— SOURCE DATA —
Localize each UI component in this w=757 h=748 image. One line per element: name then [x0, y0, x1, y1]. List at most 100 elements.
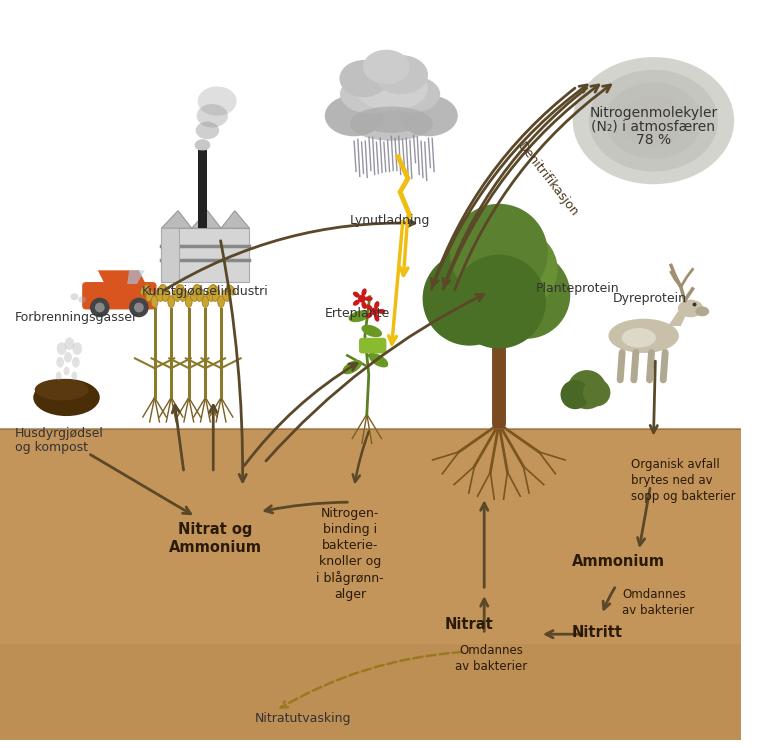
Circle shape: [560, 380, 590, 409]
Ellipse shape: [573, 57, 734, 184]
Text: Omdannes
av bakterier: Omdannes av bakterier: [622, 588, 694, 617]
Circle shape: [95, 303, 104, 313]
Ellipse shape: [56, 372, 61, 381]
Text: Planteprotein: Planteprotein: [536, 282, 620, 295]
Circle shape: [371, 307, 378, 316]
Circle shape: [129, 298, 148, 317]
Ellipse shape: [621, 95, 686, 146]
FancyBboxPatch shape: [359, 338, 386, 354]
Ellipse shape: [605, 82, 702, 159]
Ellipse shape: [366, 304, 372, 310]
Text: Kunstgjødselindustri: Kunstgjødselindustri: [142, 285, 269, 298]
Ellipse shape: [163, 290, 170, 301]
Text: Husdyrgjødsel: Husdyrgjødsel: [14, 427, 104, 440]
Text: Nitrat og
Ammonium: Nitrat og Ammonium: [169, 521, 262, 555]
Ellipse shape: [354, 67, 428, 111]
Ellipse shape: [70, 293, 78, 300]
Ellipse shape: [589, 70, 718, 171]
Text: Nitrat: Nitrat: [444, 617, 493, 632]
Circle shape: [422, 252, 516, 346]
Text: Nitritt: Nitritt: [572, 625, 622, 640]
Ellipse shape: [175, 285, 183, 295]
Text: (N₂) i atmosfæren: (N₂) i atmosfæren: [591, 120, 715, 133]
Ellipse shape: [160, 285, 169, 295]
Ellipse shape: [382, 76, 441, 113]
Ellipse shape: [353, 300, 360, 306]
Text: Erteplante: Erteplante: [325, 307, 390, 319]
Text: 78 %: 78 %: [636, 133, 671, 147]
Ellipse shape: [213, 290, 220, 301]
Ellipse shape: [361, 325, 382, 337]
Bar: [161, 228, 179, 282]
Ellipse shape: [195, 139, 210, 151]
Text: Organisk avfall
brytes ned av
sopp og bakterier: Organisk avfall brytes ned av sopp og ba…: [631, 458, 736, 503]
Ellipse shape: [207, 290, 214, 301]
Polygon shape: [127, 270, 145, 284]
Ellipse shape: [347, 79, 435, 133]
Ellipse shape: [197, 290, 204, 301]
Ellipse shape: [637, 108, 670, 133]
Circle shape: [583, 379, 610, 406]
Circle shape: [443, 227, 525, 308]
Ellipse shape: [140, 285, 149, 295]
Ellipse shape: [210, 285, 220, 295]
Ellipse shape: [202, 295, 209, 307]
Text: Nitrogenmolekyler: Nitrogenmolekyler: [589, 105, 718, 120]
Ellipse shape: [146, 290, 154, 301]
Ellipse shape: [194, 285, 203, 295]
Ellipse shape: [195, 122, 219, 139]
Text: Ammonium: Ammonium: [572, 554, 665, 569]
Ellipse shape: [350, 106, 433, 141]
Ellipse shape: [64, 337, 74, 350]
Ellipse shape: [374, 55, 428, 94]
Ellipse shape: [57, 342, 67, 355]
Ellipse shape: [223, 290, 229, 301]
Circle shape: [358, 295, 366, 303]
Ellipse shape: [197, 104, 228, 127]
Circle shape: [452, 254, 546, 349]
Ellipse shape: [157, 285, 166, 295]
Circle shape: [134, 303, 144, 313]
Ellipse shape: [399, 95, 458, 136]
Ellipse shape: [33, 379, 100, 416]
Circle shape: [693, 303, 696, 307]
Ellipse shape: [192, 285, 200, 295]
Text: Dyreprotein: Dyreprotein: [612, 292, 687, 305]
Polygon shape: [668, 311, 687, 326]
Circle shape: [90, 298, 110, 317]
Ellipse shape: [361, 289, 366, 296]
Ellipse shape: [348, 310, 369, 322]
Ellipse shape: [64, 352, 72, 363]
Circle shape: [479, 230, 558, 308]
Ellipse shape: [151, 295, 158, 307]
Ellipse shape: [369, 353, 388, 367]
Text: Denitrifikasjon: Denitrifikasjon: [515, 140, 581, 219]
Ellipse shape: [190, 290, 198, 301]
FancyBboxPatch shape: [83, 282, 157, 310]
Ellipse shape: [340, 75, 403, 114]
Bar: [161, 228, 250, 282]
Ellipse shape: [180, 290, 188, 301]
Ellipse shape: [365, 296, 372, 301]
Text: Omdannes
av bakterier: Omdannes av bakterier: [455, 644, 527, 673]
Ellipse shape: [366, 313, 372, 319]
Ellipse shape: [156, 290, 164, 301]
Ellipse shape: [325, 95, 384, 136]
Ellipse shape: [207, 285, 216, 295]
Text: Nitrogen-
binding i
bakterie-
knoller og
i blågrønn-
alger: Nitrogen- binding i bakterie- knoller og…: [316, 507, 384, 601]
Ellipse shape: [198, 87, 237, 116]
Ellipse shape: [73, 342, 83, 355]
Ellipse shape: [353, 292, 360, 298]
Circle shape: [438, 221, 559, 343]
Ellipse shape: [72, 357, 79, 367]
Polygon shape: [161, 211, 250, 228]
Ellipse shape: [71, 372, 77, 381]
Ellipse shape: [78, 296, 86, 303]
Ellipse shape: [374, 314, 379, 322]
Ellipse shape: [56, 357, 64, 367]
Ellipse shape: [378, 309, 385, 314]
Ellipse shape: [363, 49, 410, 84]
Ellipse shape: [185, 295, 192, 307]
Ellipse shape: [173, 290, 180, 301]
Ellipse shape: [218, 295, 225, 307]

— EXERCISE REQUIREMENTS —
In the copy, include no pictures; everything else in the material should be written out exactly.

— ANSWER TO THE EXERCISE —
Localize each UI component in this w=757 h=748 image. One line per element: name then [x0, y0, x1, y1]. List at most 100 elements.
Circle shape: [560, 380, 590, 409]
Ellipse shape: [573, 57, 734, 184]
Text: Omdannes
av bakterier: Omdannes av bakterier: [622, 588, 694, 617]
Circle shape: [95, 303, 104, 313]
Ellipse shape: [56, 372, 61, 381]
Text: Planteprotein: Planteprotein: [536, 282, 620, 295]
Circle shape: [371, 307, 378, 316]
Circle shape: [129, 298, 148, 317]
Ellipse shape: [621, 95, 686, 146]
FancyBboxPatch shape: [359, 338, 386, 354]
Ellipse shape: [605, 82, 702, 159]
Ellipse shape: [366, 304, 372, 310]
Text: Kunstgjødselindustri: Kunstgjødselindustri: [142, 285, 269, 298]
Ellipse shape: [163, 290, 170, 301]
Text: Husdyrgjødsel: Husdyrgjødsel: [14, 427, 104, 440]
Text: Nitrat og
Ammonium: Nitrat og Ammonium: [169, 521, 262, 555]
Ellipse shape: [354, 67, 428, 111]
Ellipse shape: [70, 293, 78, 300]
Ellipse shape: [589, 70, 718, 171]
Text: Nitrat: Nitrat: [444, 617, 493, 632]
Circle shape: [422, 252, 516, 346]
Text: Nitritt: Nitritt: [572, 625, 622, 640]
Ellipse shape: [175, 285, 183, 295]
Text: (N₂) i atmosfæren: (N₂) i atmosfæren: [591, 120, 715, 133]
Ellipse shape: [160, 285, 169, 295]
Ellipse shape: [382, 76, 441, 113]
Ellipse shape: [353, 300, 360, 306]
Text: Erteplante: Erteplante: [325, 307, 390, 319]
Text: 78 %: 78 %: [636, 133, 671, 147]
Ellipse shape: [213, 290, 220, 301]
Ellipse shape: [361, 325, 382, 337]
Bar: [161, 228, 179, 282]
Ellipse shape: [195, 139, 210, 151]
Text: Organisk avfall
brytes ned av
sopp og bakterier: Organisk avfall brytes ned av sopp og ba…: [631, 458, 736, 503]
Ellipse shape: [207, 290, 214, 301]
Polygon shape: [127, 270, 145, 284]
Ellipse shape: [347, 79, 435, 133]
Ellipse shape: [197, 290, 204, 301]
Ellipse shape: [637, 108, 670, 133]
Circle shape: [583, 379, 610, 406]
Circle shape: [443, 227, 525, 308]
Ellipse shape: [140, 285, 149, 295]
Ellipse shape: [210, 285, 220, 295]
Ellipse shape: [202, 295, 209, 307]
Text: Nitrogenmolekyler: Nitrogenmolekyler: [589, 105, 718, 120]
Ellipse shape: [146, 290, 154, 301]
Ellipse shape: [194, 285, 203, 295]
Ellipse shape: [195, 122, 219, 139]
Text: Ammonium: Ammonium: [572, 554, 665, 569]
Ellipse shape: [350, 106, 433, 141]
Ellipse shape: [64, 337, 74, 350]
Ellipse shape: [374, 55, 428, 94]
Ellipse shape: [57, 342, 67, 355]
Ellipse shape: [223, 290, 229, 301]
Circle shape: [358, 295, 366, 303]
Ellipse shape: [197, 104, 228, 127]
Circle shape: [452, 254, 546, 349]
Ellipse shape: [157, 285, 166, 295]
Circle shape: [134, 303, 144, 313]
Ellipse shape: [399, 95, 458, 136]
Ellipse shape: [33, 379, 100, 416]
Circle shape: [693, 303, 696, 307]
Ellipse shape: [192, 285, 200, 295]
Text: Dyreprotein: Dyreprotein: [612, 292, 687, 305]
Polygon shape: [668, 311, 687, 326]
Circle shape: [90, 298, 110, 317]
Ellipse shape: [361, 289, 366, 296]
Ellipse shape: [348, 310, 369, 322]
Ellipse shape: [64, 352, 72, 363]
Circle shape: [479, 230, 558, 308]
Ellipse shape: [151, 295, 158, 307]
Ellipse shape: [369, 353, 388, 367]
Text: Denitrifikasjon: Denitrifikasjon: [515, 140, 581, 219]
Ellipse shape: [190, 290, 198, 301]
FancyBboxPatch shape: [83, 282, 157, 310]
Ellipse shape: [340, 75, 403, 114]
Bar: [161, 228, 250, 282]
Ellipse shape: [180, 290, 188, 301]
Ellipse shape: [365, 296, 372, 301]
Text: Omdannes
av bakterier: Omdannes av bakterier: [455, 644, 527, 673]
Ellipse shape: [366, 313, 372, 319]
Ellipse shape: [156, 290, 164, 301]
Ellipse shape: [325, 95, 384, 136]
Ellipse shape: [207, 285, 216, 295]
Text: Nitrogen-
binding i
bakterie-
knoller og
i blågrønn-
alger: Nitrogen- binding i bakterie- knoller og…: [316, 507, 384, 601]
Ellipse shape: [198, 87, 237, 116]
Ellipse shape: [73, 342, 83, 355]
Ellipse shape: [353, 292, 360, 298]
Circle shape: [438, 221, 559, 343]
Ellipse shape: [72, 357, 79, 367]
Polygon shape: [161, 211, 250, 228]
Ellipse shape: [71, 372, 77, 381]
Ellipse shape: [78, 296, 86, 303]
Ellipse shape: [374, 314, 379, 322]
Ellipse shape: [56, 357, 64, 367]
Ellipse shape: [378, 309, 385, 314]
Ellipse shape: [363, 49, 410, 84]
Ellipse shape: [185, 295, 192, 307]
Ellipse shape: [173, 290, 180, 301]
Ellipse shape: [218, 295, 225, 307]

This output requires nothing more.